→ Objective
Continue the email thread about rebuilding Oracle indexes, picking it up after its last sentence.

→ Selected excerpt
* * * * * * *

From: Hitchman, Peter <Peter.Hitchman_at_thomson.com>
Date: Fri, 13 Feb 2004 11:35:00 -0000
Message-ID: <3E08DEC8E36A4148B997AA771929E51F4D4DF9@DER-LON-MSG-01>


Hi,
Are the deletes followed by inserts? If so the rebuild may not be necessary that often, if at all. We have a system running under Oracle 7.2.3 where there are a set of tables that have a very high % of deletes and then inserts, but we only need to rebuild the indexes on these tables at most every 12 months and this is an old old version of the database. I am sure that later versions of Oracle do an even better job at reusing space allocated to the index.

Regards

Pete

-----Original Message-----
From: vidya kalyanaraman [mailto:vidya.kalyanaraman_at_oracle.com] Sent: 13 February 2004 10:57
To: oracle-l_at_freelists.org
Subject: Re: Rebuild Indexes

Hi Jonathan
 Thanks for the explanation. Here the customer wants to reclaim the extra space. According to them they had massive deletes and they feel that might have causeed the unbalanced structure and wastage of space. Customer uses mainly B*Tree indexes.
 what is your suggestion in this situation? Thanks a lot for answering this question.

Best Regards
Vidya

Jonathan Lewis wrote:

>Is this the script that comes off Metalink ?
>
>There are a number of flaws that need to be
>highlighted - most significantly the warnings
>that point out
> the impact this will have on a production system,
> the idiocy of changing a b-tree to a bitmap on an OLTP system,
> the absence of any references to partitioned indexes,
> the possibility that the level is exactly what is ought to be for very
>large indexes,
> the importance of timing when considering deleted rows
>
>Note:
> The VALIDATE option effectively locks the underlying table.
> You can include the ONLINE option, but then the INDEX_STATS
> structure is not populated.
>
> The VALIDATE command takes a long time on a large index,
> and will do a lot of I/O.
>
> The suggestion that an index is a candidate for being
> turned into a bitmap in an OLTP system is remarkably
> stupid unless (a) the table is in a read-only tablespace,
> or (b) the table is going to have virtually no single row
> inserts or deletes, or updates to the indexed column.
> Bitmap indexes introduce massive concurrency and
> deadlock problems and tend to grow catastrophically
> if you are doing lightweight DML on the table.
>
> If you analyze a partitioned index, the only statistics you
> capture in INDEX_STATS are the statistics for the last
> partitioned (or sub-partition) analyzed.
>
> Although the script chooses height > 5 as a benchmark
> for rebuilds, and you have to have quite a large table for
> the 'correct' height for an index to be 5, an arbitrary
> choice of height is a bad idea. Think about this:
> if the index did not need to be rebuilt, then the mistake
> is a really BIG one, because it will start, and end, as
> a really BIG index. (In passing, for an 8K block size
> and an 80 byte key, you can get an index to height 6
> on just over 120,000,000 rows).

* * * * * * *

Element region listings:

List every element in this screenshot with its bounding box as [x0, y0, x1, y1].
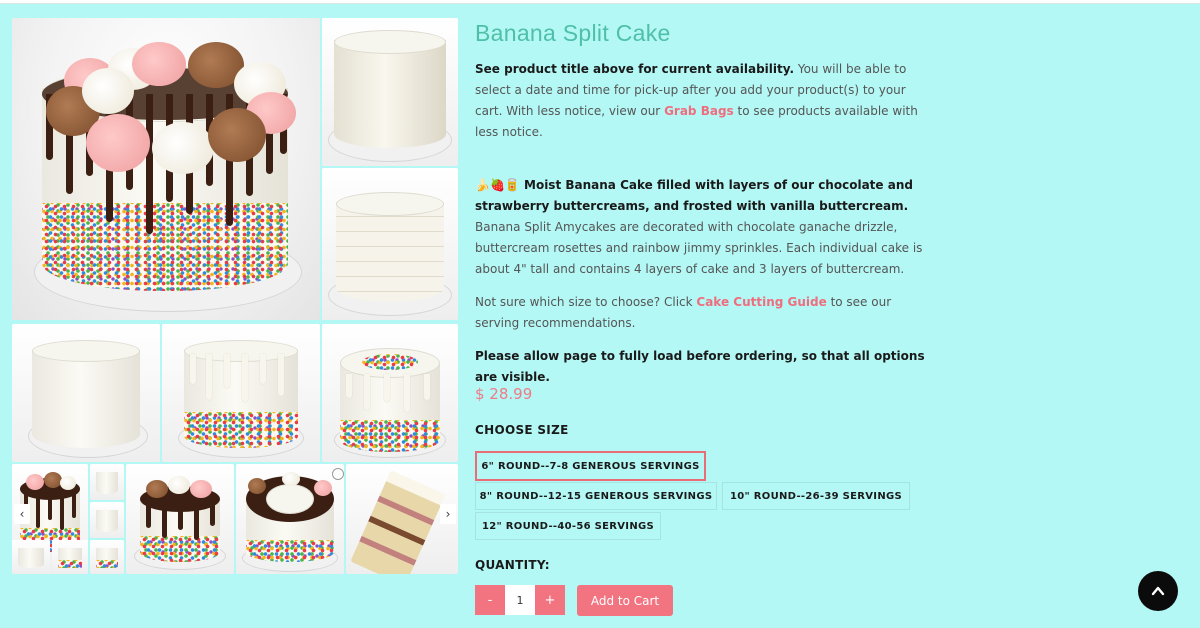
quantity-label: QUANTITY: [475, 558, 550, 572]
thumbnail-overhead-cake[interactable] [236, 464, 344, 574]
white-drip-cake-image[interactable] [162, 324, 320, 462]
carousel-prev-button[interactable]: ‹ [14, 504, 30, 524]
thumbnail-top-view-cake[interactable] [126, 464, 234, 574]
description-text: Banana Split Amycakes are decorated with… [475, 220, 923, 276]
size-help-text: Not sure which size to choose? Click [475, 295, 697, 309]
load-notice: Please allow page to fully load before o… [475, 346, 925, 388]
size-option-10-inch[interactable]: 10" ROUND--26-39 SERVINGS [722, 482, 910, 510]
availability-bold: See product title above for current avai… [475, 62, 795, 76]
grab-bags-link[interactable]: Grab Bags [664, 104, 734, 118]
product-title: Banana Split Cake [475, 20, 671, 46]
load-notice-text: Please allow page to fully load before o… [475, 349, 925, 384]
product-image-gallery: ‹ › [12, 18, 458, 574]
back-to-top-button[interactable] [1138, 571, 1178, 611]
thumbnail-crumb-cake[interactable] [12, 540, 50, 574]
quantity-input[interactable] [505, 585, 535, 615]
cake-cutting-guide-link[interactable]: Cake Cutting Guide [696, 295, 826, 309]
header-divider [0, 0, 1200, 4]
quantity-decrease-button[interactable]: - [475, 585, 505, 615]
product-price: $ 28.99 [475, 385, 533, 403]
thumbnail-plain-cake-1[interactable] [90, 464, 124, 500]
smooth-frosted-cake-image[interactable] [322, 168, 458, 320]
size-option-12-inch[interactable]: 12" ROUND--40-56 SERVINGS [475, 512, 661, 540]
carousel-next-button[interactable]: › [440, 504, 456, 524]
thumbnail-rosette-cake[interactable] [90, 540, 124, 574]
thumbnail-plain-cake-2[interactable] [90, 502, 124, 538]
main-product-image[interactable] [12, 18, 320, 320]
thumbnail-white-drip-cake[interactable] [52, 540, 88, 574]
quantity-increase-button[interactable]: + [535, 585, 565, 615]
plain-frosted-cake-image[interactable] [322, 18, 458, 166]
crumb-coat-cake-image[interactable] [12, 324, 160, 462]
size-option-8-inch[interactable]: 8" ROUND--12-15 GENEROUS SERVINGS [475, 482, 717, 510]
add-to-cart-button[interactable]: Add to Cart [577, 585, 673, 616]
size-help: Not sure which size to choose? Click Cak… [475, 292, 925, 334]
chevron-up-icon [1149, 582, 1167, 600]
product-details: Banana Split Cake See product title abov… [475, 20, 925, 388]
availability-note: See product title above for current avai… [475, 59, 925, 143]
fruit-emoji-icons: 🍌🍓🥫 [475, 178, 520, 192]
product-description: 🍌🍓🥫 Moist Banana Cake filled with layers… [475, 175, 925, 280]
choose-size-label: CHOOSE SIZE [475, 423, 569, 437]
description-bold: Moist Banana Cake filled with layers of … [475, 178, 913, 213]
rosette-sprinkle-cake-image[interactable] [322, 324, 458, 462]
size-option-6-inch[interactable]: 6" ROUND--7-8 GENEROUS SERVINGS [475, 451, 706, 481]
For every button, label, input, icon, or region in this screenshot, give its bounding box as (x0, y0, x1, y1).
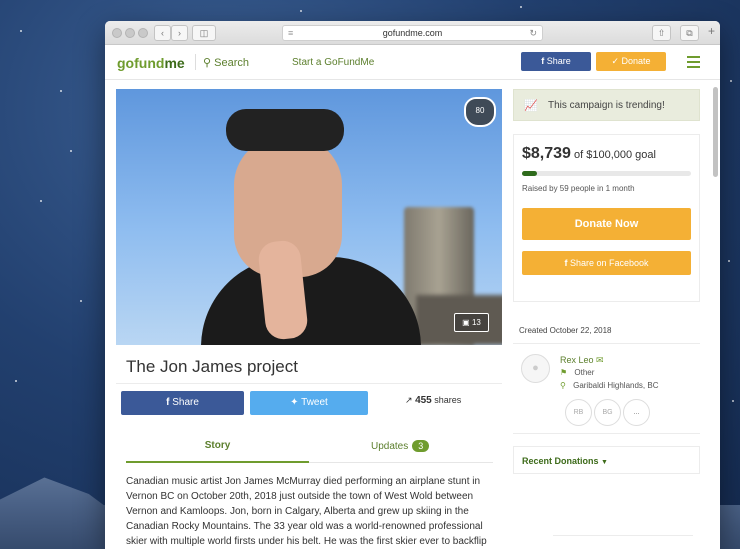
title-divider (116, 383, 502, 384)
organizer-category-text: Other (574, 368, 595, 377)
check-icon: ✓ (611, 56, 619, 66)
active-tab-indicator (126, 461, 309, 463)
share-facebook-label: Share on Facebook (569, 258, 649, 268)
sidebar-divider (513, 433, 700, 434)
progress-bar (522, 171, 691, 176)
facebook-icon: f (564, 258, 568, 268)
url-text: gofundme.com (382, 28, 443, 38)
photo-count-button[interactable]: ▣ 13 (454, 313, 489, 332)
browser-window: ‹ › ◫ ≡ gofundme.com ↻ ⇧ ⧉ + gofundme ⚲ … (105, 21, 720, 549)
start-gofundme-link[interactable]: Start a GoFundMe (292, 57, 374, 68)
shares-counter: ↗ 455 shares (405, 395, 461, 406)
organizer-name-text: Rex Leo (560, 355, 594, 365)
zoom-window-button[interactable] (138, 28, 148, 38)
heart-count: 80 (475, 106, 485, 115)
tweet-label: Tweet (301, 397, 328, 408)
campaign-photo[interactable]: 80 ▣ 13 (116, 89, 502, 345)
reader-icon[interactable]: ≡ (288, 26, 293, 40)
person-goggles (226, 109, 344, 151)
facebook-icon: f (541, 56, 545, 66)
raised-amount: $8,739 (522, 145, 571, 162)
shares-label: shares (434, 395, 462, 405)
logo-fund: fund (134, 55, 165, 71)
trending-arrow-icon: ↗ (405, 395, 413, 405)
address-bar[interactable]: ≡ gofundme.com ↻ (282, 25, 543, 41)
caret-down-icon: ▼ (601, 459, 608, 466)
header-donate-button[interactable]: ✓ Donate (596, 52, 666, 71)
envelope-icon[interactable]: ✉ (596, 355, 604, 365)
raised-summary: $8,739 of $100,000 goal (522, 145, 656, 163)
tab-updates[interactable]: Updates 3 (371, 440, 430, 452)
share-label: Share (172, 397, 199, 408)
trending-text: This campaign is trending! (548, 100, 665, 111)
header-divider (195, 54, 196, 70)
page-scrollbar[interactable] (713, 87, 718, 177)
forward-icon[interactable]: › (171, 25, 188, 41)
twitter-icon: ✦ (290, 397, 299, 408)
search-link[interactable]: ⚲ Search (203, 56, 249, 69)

* * * * * * *

→ The reply
>
> If you rebuild regularly on 20% deleted rows, you could
> be rebuilding at just the right time for (a) wasting your
> effort, and (b) introducing a performance problem.
> For random data patterns, Oracle tends to re-use space
> from deleted entries quite effectively. You have to know
> your application to be certain that this 'magic' 20% really
> is space that won't be re-used, and that it really will
> improve performance. (There's an article of mine on
> www.dbazine.com that gives an example of the sort of
> thing that can make this a counter-productive operation).
> Another little drawback to the 20% rule is that it doesn't
> tell you whether you need to use the rebuild command,
> or the coalesce command, for the most effective way
> of cleaning things up.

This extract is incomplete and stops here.